[Data provided]
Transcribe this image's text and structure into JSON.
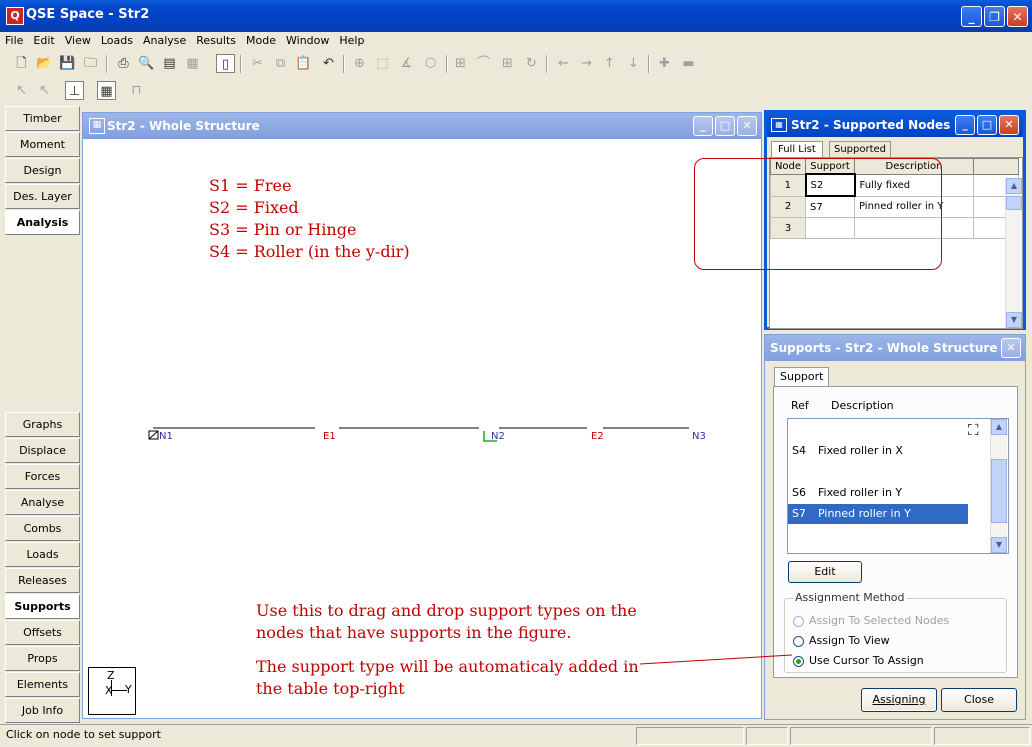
{
  "app": {
    "title": "QSE Space - Str2"
  },
  "menu": [
    "File",
    "Edit",
    "View",
    "Loads",
    "Analyse",
    "Results",
    "Mode",
    "Window",
    "Help"
  ],
  "sidebar_top": [
    {
      "label": "Timber",
      "active": false
    },
    {
      "label": "Moment Con.",
      "active": false
    },
    {
      "label": "Design",
      "active": false
    },
    {
      "label": "Des. Layer",
      "active": false
    },
    {
      "label": "Analysis",
      "active": true
    }
  ],
  "sidebar_bottom": [
    {
      "label": "Graphs",
      "active": false
    },
    {
      "label": "Displace",
      "active": false
    },
    {
      "label": "Forces",
      "active": false
    },
    {
      "label": "Analyse",
      "active": false
    },
    {
      "label": "Combs",
      "active": false
    },
    {
      "label": "Loads",
      "active": false
    },
    {
      "label": "Releases",
      "active": false
    },
    {
      "label": "Supports",
      "active": true
    },
    {
      "label": "Offsets",
      "active": false
    },
    {
      "label": "Props",
      "active": false
    },
    {
      "label": "Elements",
      "active": false
    },
    {
      "label": "Job Info",
      "active": false
    }
  ],
  "structure_window": {
    "title": "Str2 - Whole Structure",
    "legend": [
      "S1 = Free",
      "S2 = Fixed",
      "S3 = Pin or Hinge",
      "S4 = Roller (in the y-dir)"
    ],
    "nodes": [
      "N1",
      "N2",
      "N3"
    ],
    "elements": [
      "E1",
      "E2"
    ],
    "note_line1": "Use this to drag and drop support types on the",
    "note_line2": "nodes that have supports in the figure.",
    "note_line3": "The support  type will be automaticaly added in",
    "note_line4": "the table top-right",
    "axes": {
      "z": "Z",
      "y": "Y",
      "x": "X"
    }
  },
  "supported_nodes": {
    "title": "Str2 - Supported Nodes",
    "tabs": [
      "Full List",
      "Supported"
    ],
    "columns": [
      "Node",
      "Support",
      "Description"
    ],
    "rows": [
      {
        "node": "1",
        "support": "S2",
        "description": "Fully fixed"
      },
      {
        "node": "2",
        "support": "S7",
        "description": "Pinned roller in Y"
      },
      {
        "node": "3",
        "support": "",
        "description": ""
      }
    ]
  },
  "supports_panel": {
    "title": "Supports - Str2 - Whole Structure",
    "tab": "Support",
    "col_ref": "Ref",
    "col_desc": "Description",
    "items": [
      {
        "ref": "S4",
        "description": "Fixed roller in X",
        "selected": false
      },
      {
        "ref": "S6",
        "description": "Fixed roller in Y",
        "selected": false
      },
      {
        "ref": "S7",
        "description": "Pinned roller in Y",
        "selected": true
      }
    ],
    "edit_label": "Edit",
    "method_title": "Assignment Method",
    "methods": [
      {
        "label": "Assign To Selected Nodes",
        "enabled": false,
        "checked": false
      },
      {
        "label": "Assign To View",
        "enabled": true,
        "checked": false
      },
      {
        "label": "Use Cursor To Assign",
        "enabled": true,
        "checked": true
      }
    ],
    "assigning_label": "Assigning",
    "close_label": "Close"
  },
  "status": {
    "text": "Click on node to set support"
  },
  "colors": {
    "accent_red": "#c00000",
    "select_blue": "#316ac5",
    "support_green": "#22aa22"
  }
}
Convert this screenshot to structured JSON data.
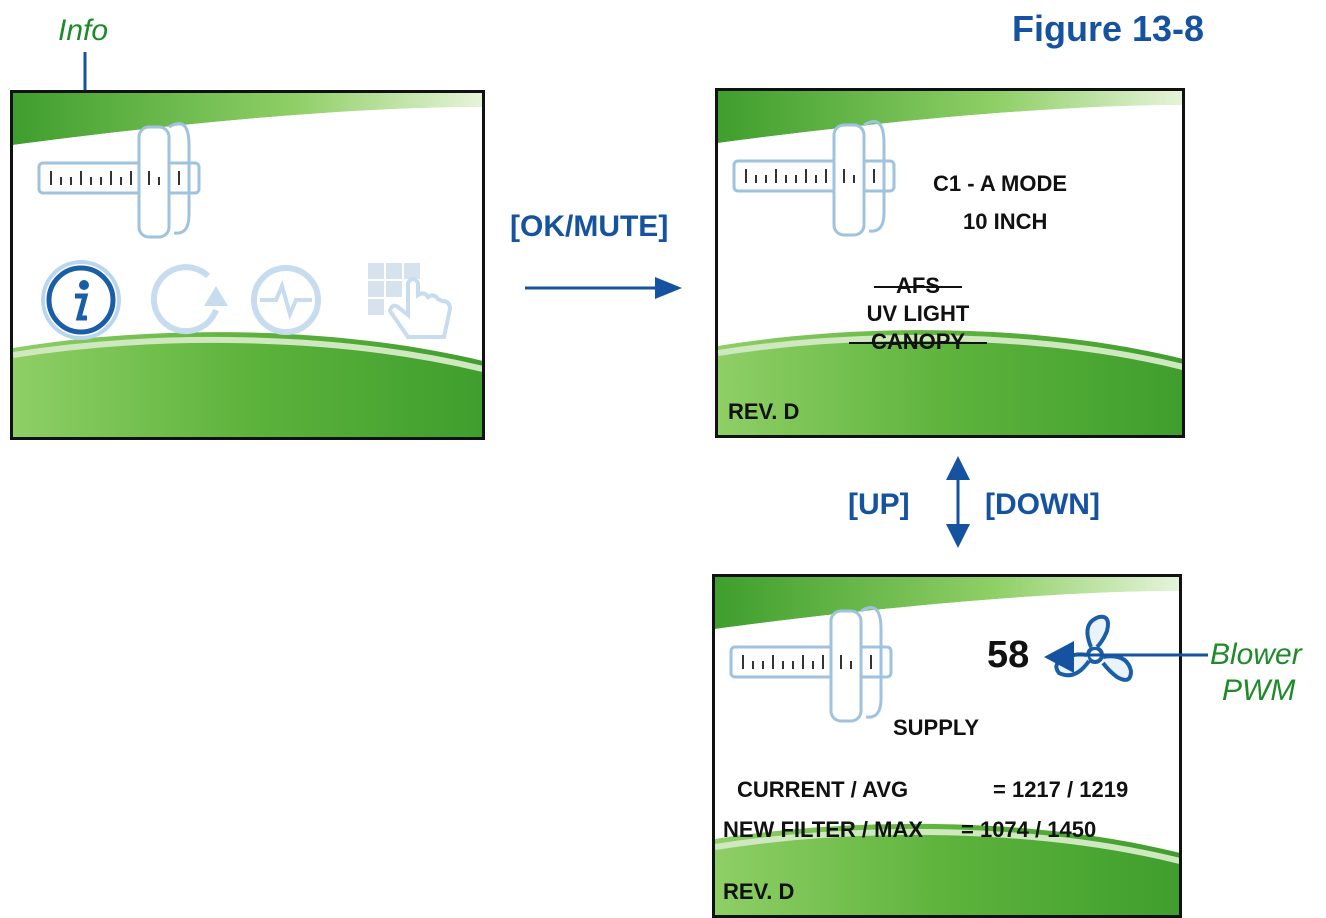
{
  "figure_label": "Figure 13-8",
  "callouts": {
    "info": "Info",
    "blower_line1": "Blower",
    "blower_line2": "PWM"
  },
  "transitions": {
    "ok_mute": "[OK/MUTE]",
    "up": "[UP]",
    "down": "[DOWN]"
  },
  "screen_menu": {
    "icons": [
      "info-icon",
      "refresh-icon",
      "heartbeat-icon",
      "touch-grid-icon"
    ]
  },
  "screen_info": {
    "mode": "C1 - A MODE",
    "size": "10 INCH",
    "option_afs": "AFS",
    "option_uv": "UV LIGHT",
    "option_canopy": "CANOPY",
    "revision": "REV. D"
  },
  "screen_supply": {
    "pwm_value": "58",
    "title": "SUPPLY",
    "current_avg_label": "CURRENT / AVG",
    "current_avg_value": "= 1217 / 1219",
    "new_filter_label": "NEW FILTER / MAX",
    "new_filter_value": "= 1074 / 1450",
    "revision": "REV. D"
  },
  "colors": {
    "blue": "#1553a0",
    "green": "#1f8a2a",
    "screen_green": "#58b33a"
  }
}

[Exercise] Without including any pictures, please restate all the records exactly.

[Full solution]
Transcribe this image's text and structure into JSON.
{
  "app": {
    "title": "QSE Space - Str2"
  },
  "menu": [
    "File",
    "Edit",
    "View",
    "Loads",
    "Analyse",
    "Results",
    "Mode",
    "Window",
    "Help"
  ],
  "sidebar_top": [
    {
      "label": "Timber",
      "active": false
    },
    {
      "label": "Moment Con.",
      "active": false
    },
    {
      "label": "Design",
      "active": false
    },
    {
      "label": "Des. Layer",
      "active": false
    },
    {
      "label": "Analysis",
      "active": true
    }
  ],
  "sidebar_bottom": [
    {
      "label": "Graphs",
      "active": false
    },
    {
      "label": "Displace",
      "active": false
    },
    {
      "label": "Forces",
      "active": false
    },
    {
      "label": "Analyse",
      "active": false
    },
    {
      "label": "Combs",
      "active": false
    },
    {
      "label": "Loads",
      "active": false
    },
    {
      "label": "Releases",
      "active": false
    },
    {
      "label": "Supports",
      "active": true
    },
    {
      "label": "Offsets",
      "active": false
    },
    {
      "label": "Props",
      "active": false
    },
    {
      "label": "Elements",
      "active": false
    },
    {
      "label": "Job Info",
      "active": false
    }
  ],
  "structure_window": {
    "title": "Str2 - Whole Structure",
    "legend": [
      "S1 = Free",
      "S2 = Fixed",
      "S3 = Pin or Hinge",
      "S4 = Roller (in the y-dir)"
    ],
    "nodes": [
      "N1",
      "N2",
      "N3"
    ],
    "elements": [
      "E1",
      "E2"
    ],
    "note_line1": "Use this to drag and drop support types on the",
    "note_line2": "nodes that have supports in the figure.",
    "note_line3": "The support  type will be automaticaly added in",
    "note_line4": "the table top-right",
    "axes": {
      "z": "Z",
      "y": "Y",
      "x": "X"
    }
  },
  "supported_nodes": {
    "title": "Str2 - Supported Nodes",
    "tabs": [
      "Full List",
      "Supported"
    ],
    "columns": [
      "Node",
      "Support",
      "Description"
    ],
    "rows": [
      {
        "node": "1",
        "support": "S2",
        "description": "Fully fixed"
      },
      {
        "node": "2",
        "support": "S7",
        "description": "Pinned roller in Y"
      },
      {
        "node": "3",
        "support": "",
        "description": ""
      }
    ]
  },
  "supports_panel": {
    "title": "Supports - Str2 - Whole Structure",
    "tab": "Support",
    "col_ref": "Ref",
    "col_desc": "Description",
    "items": [
      {
        "ref": "S4",
        "description": "Fixed roller in X",
        "selected": false
      },
      {
        "ref": "S6",
        "description": "Fixed roller in Y",
        "selected": false
      },
      {
        "ref": "S7",
        "description": "Pinned roller in Y",
        "selected": true
      }
    ],
    "edit_label": "Edit",
    "method_title": "Assignment Method",
    "methods": [
      {
        "label": "Assign To Selected Nodes",
        "enabled": false,
        "checked": false
      },
      {
        "label": "Assign To View",
        "enabled": true,
        "checked": false
      },
      {
        "label": "Use Cursor To Assign",
        "enabled": true,
        "checked": true
      }
    ],
    "assigning_label": "Assigning",
    "close_label": "Close"
  },
  "status": {
    "text": "Click on node to set support"
  },
  "colors": {
    "accent_red": "#c00000",
    "select_blue": "#316ac5",
    "support_green": "#22aa22"
  }
}
Convert this screenshot to structured JSON data.
{
  "figure_label": "Figure 13-8",
  "callouts": {
    "info": "Info",
    "blower_line1": "Blower",
    "blower_line2": "PWM"
  },
  "transitions": {
    "ok_mute": "[OK/MUTE]",
    "up": "[UP]",
    "down": "[DOWN]"
  },
  "screen_menu": {
    "icons": [
      "info-icon",
      "refresh-icon",
      "heartbeat-icon",
      "touch-grid-icon"
    ]
  },
  "screen_info": {
    "mode": "C1 - A MODE",
    "size": "10 INCH",
    "option_afs": "AFS",
    "option_uv": "UV LIGHT",
    "option_canopy": "CANOPY",
    "revision": "REV. D"
  },
  "screen_supply": {
    "pwm_value": "58",
    "title": "SUPPLY",
    "current_avg_label": "CURRENT / AVG",
    "current_avg_value": "= 1217 / 1219",
    "new_filter_label": "NEW FILTER / MAX",
    "new_filter_value": "= 1074 / 1450",
    "revision": "REV. D"
  },
  "colors": {
    "blue": "#1553a0",
    "green": "#1f8a2a",
    "screen_green": "#58b33a"
  }
}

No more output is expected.